* _Your task_
Write out all the entries word for word and omit any pictures.

[Dataset excerpt]
+ + +
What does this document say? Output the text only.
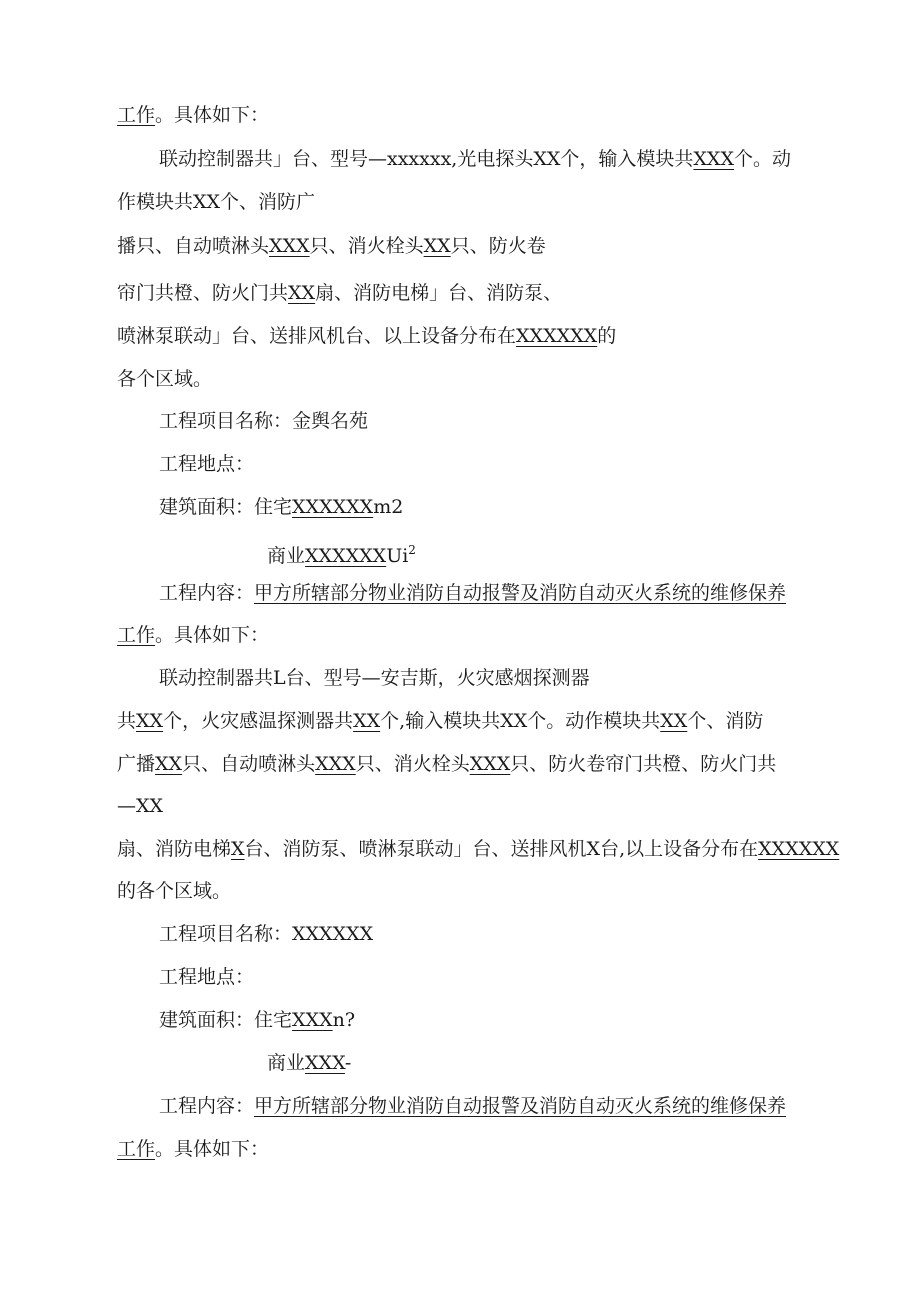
工作。具体如下：
联动控制器共」台、型号—xxxxxx,光电探头XX个，输入模块共XXX个。动
作模块共XX个、消防广
播只、自动喷淋头XXX只、消火栓头XX只、防火卷
帘门共橙、防火门共XX扇、消防电梯」台、消防泵、
喷淋泵联动」台、送排风机台、以上设备分布在XXXXXX的
各个区域。
工程项目名称：金舆名苑
工程地点：
建筑面积：住宅XXXXXXm2
商业XXXXXXUi$^2$
工程内容：甲方所辖部分物业消防自动报警及消防自动灭火系统的维修保养
工作。具体如下：
联动控制器共L台、型号—安吉斯，火灾感烟探测器
共XX个，火灾感温探测器共XX个,输入模块共XX个。动作模块共XX个、消防
广播XX只、自动喷淋头XXX只、消火栓头XXX只、防火卷帘门共橙、防火门共
—XX
扇、消防电梯X台、消防泵、喷淋泵联动」台、送排风机X台,以上设备分布在XXXXXX
的各个区域。
工程项目名称：XXXXXX
工程地点：
建筑面积：住宅XXXn?
商业XXX-
工程内容：甲方所辖部分物业消防自动报警及消防自动灭火系统的维修保养
工作。具体如下：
+ + +
* _Task result_
What does this document say? Output the text only.
工作。具体如下：
联动控制器共」台、型号—xxxxxx,光电探头XX个，输入模块共XXX个。动
作模块共XX个、消防广
播只、自动喷淋头XXX只、消火栓头XX只、防火卷
帘门共橙、防火门共XX扇、消防电梯」台、消防泵、
喷淋泵联动」台、送排风机台、以上设备分布在XXXXXX的
各个区域。
工程项目名称：金舆名苑
工程地点：
建筑面积：住宅XXXXXXm2
商业XXXXXXUi$^2$
工程内容：甲方所辖部分物业消防自动报警及消防自动灭火系统的维修保养
工作。具体如下：
联动控制器共L台、型号—安吉斯，火灾感烟探测器
共XX个，火灾感温探测器共XX个,输入模块共XX个。动作模块共XX个、消防
广播XX只、自动喷淋头XXX只、消火栓头XXX只、防火卷帘门共橙、防火门共
—XX
扇、消防电梯X台、消防泵、喷淋泵联动」台、送排风机X台,以上设备分布在XXXXXX
的各个区域。
工程项目名称：XXXXXX
工程地点：
建筑面积：住宅XXXn?
商业XXX-
工程内容：甲方所辖部分物业消防自动报警及消防自动灭火系统的维修保养
工作。具体如下：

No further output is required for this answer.